• [INSTRUCTION]
Reproduce the records below in full and without edits, omitting images.

----------------------------------------

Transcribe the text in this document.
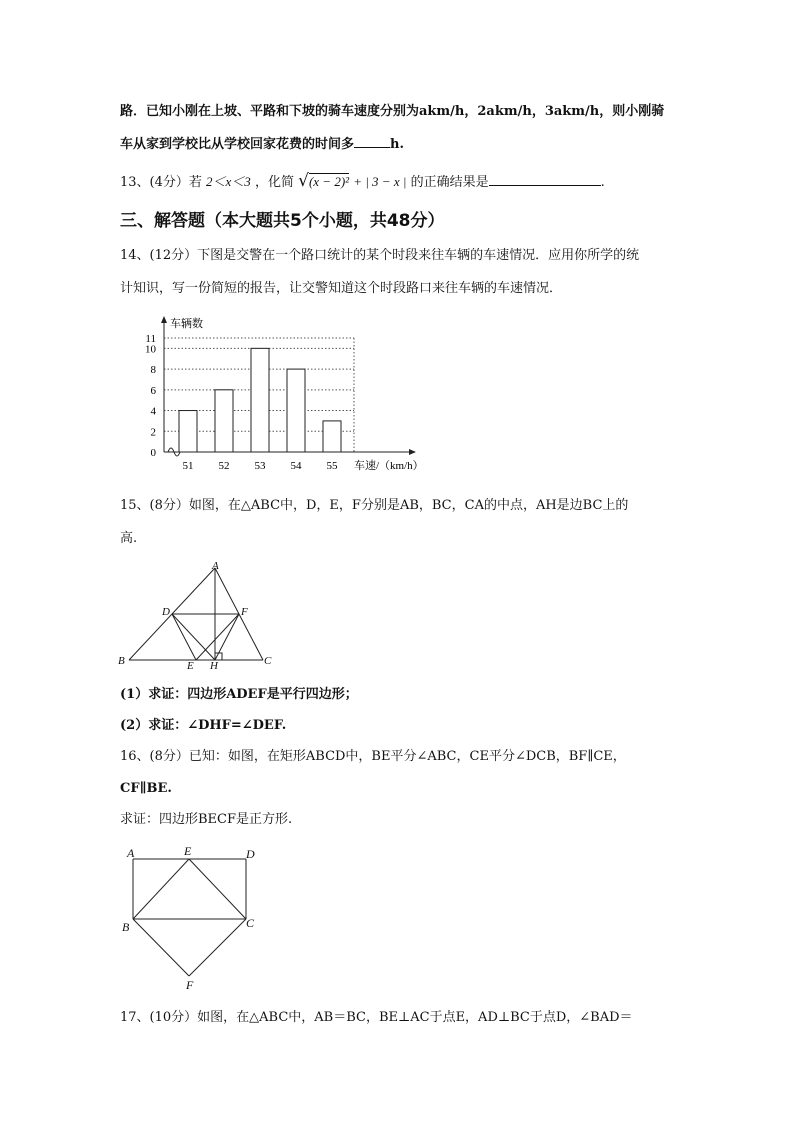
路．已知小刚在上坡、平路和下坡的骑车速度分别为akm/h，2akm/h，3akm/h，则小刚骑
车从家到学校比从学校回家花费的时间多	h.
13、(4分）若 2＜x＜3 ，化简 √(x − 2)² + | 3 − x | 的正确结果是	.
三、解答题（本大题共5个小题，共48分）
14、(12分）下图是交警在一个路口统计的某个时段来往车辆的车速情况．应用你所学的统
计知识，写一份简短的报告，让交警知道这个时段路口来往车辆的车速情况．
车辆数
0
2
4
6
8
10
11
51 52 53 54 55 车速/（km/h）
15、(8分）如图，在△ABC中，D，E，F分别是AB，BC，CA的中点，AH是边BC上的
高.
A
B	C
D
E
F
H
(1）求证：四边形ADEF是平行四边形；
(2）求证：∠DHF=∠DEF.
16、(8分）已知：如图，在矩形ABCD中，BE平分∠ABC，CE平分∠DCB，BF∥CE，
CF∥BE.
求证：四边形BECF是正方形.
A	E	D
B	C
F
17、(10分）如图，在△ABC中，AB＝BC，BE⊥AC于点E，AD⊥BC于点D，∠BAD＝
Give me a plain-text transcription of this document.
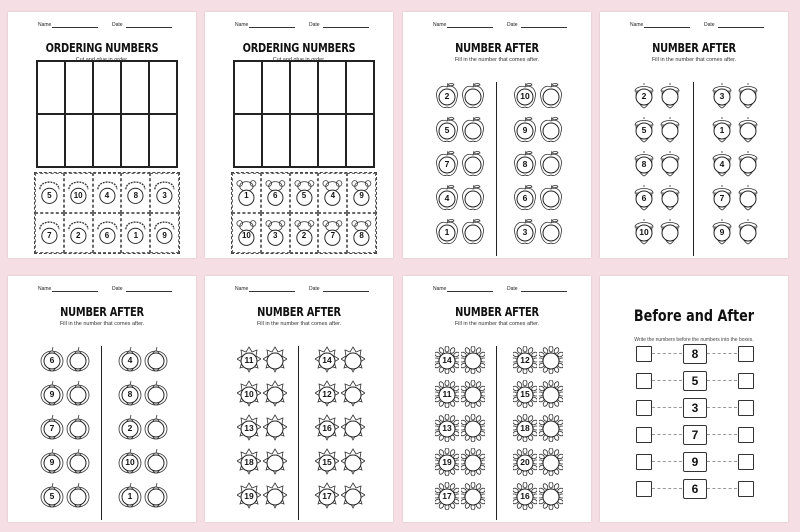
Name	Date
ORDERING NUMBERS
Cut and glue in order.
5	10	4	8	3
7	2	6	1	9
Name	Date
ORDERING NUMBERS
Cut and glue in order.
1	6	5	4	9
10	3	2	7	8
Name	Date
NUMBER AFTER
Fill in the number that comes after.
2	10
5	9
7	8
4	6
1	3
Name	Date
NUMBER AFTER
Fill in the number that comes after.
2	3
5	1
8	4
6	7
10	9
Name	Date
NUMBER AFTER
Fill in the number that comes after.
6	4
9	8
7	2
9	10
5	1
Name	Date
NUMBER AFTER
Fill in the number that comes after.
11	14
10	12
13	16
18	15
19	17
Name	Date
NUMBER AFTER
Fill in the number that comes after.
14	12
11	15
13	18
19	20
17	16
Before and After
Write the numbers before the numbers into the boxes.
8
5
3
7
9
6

----------------------------------------

• [WRITTEN REPLY]
Transcribe the text in this document.
路．已知小刚在上坡、平路和下坡的骑车速度分别为akm/h，2akm/h，3akm/h，则小刚骑
车从家到学校比从学校回家花费的时间多	h.
13、(4分）若 2＜x＜3 ，化简 √(x − 2)² + | 3 − x | 的正确结果是	.
三、解答题（本大题共5个小题，共48分）
14、(12分）下图是交警在一个路口统计的某个时段来往车辆的车速情况．应用你所学的统
计知识，写一份简短的报告，让交警知道这个时段路口来往车辆的车速情况．
车辆数
0
2
4
6
8
10
11
51 52 53 54 55 车速/（km/h）
15、(8分）如图，在△ABC中，D，E，F分别是AB，BC，CA的中点，AH是边BC上的
高.
A
B	C
D
E
F
H
(1）求证：四边形ADEF是平行四边形；
(2）求证：∠DHF=∠DEF.
16、(8分）已知：如图，在矩形ABCD中，BE平分∠ABC，CE平分∠DCB，BF∥CE，
CF∥BE.
求证：四边形BECF是正方形.
A	E	D
B	C
F
17、(10分）如图，在△ABC中，AB＝BC，BE⊥AC于点E，AD⊥BC于点D，∠BAD＝
Give me a plain-text transcription of this document.
Name	Date
ORDERING NUMBERS
Cut and glue in order.
5	10	4	8	3
7	2	6	1	9
Name	Date
ORDERING NUMBERS
Cut and glue in order.
1	6	5	4	9
10	3	2	7	8
Name	Date
NUMBER AFTER
Fill in the number that comes after.
2	10
5	9
7	8
4	6
1	3
Name	Date
NUMBER AFTER
Fill in the number that comes after.
2	3
5	1
8	4
6	7
10	9
Name	Date
NUMBER AFTER
Fill in the number that comes after.
6	4
9	8
7	2
9	10
5	1
Name	Date
NUMBER AFTER
Fill in the number that comes after.
11	14
10	12
13	16
18	15
19	17
Name	Date
NUMBER AFTER
Fill in the number that comes after.
14	12
11	15
13	18
19	20
17	16
Before and After
Write the numbers before the numbers into the boxes.
8
5
3
7
9
6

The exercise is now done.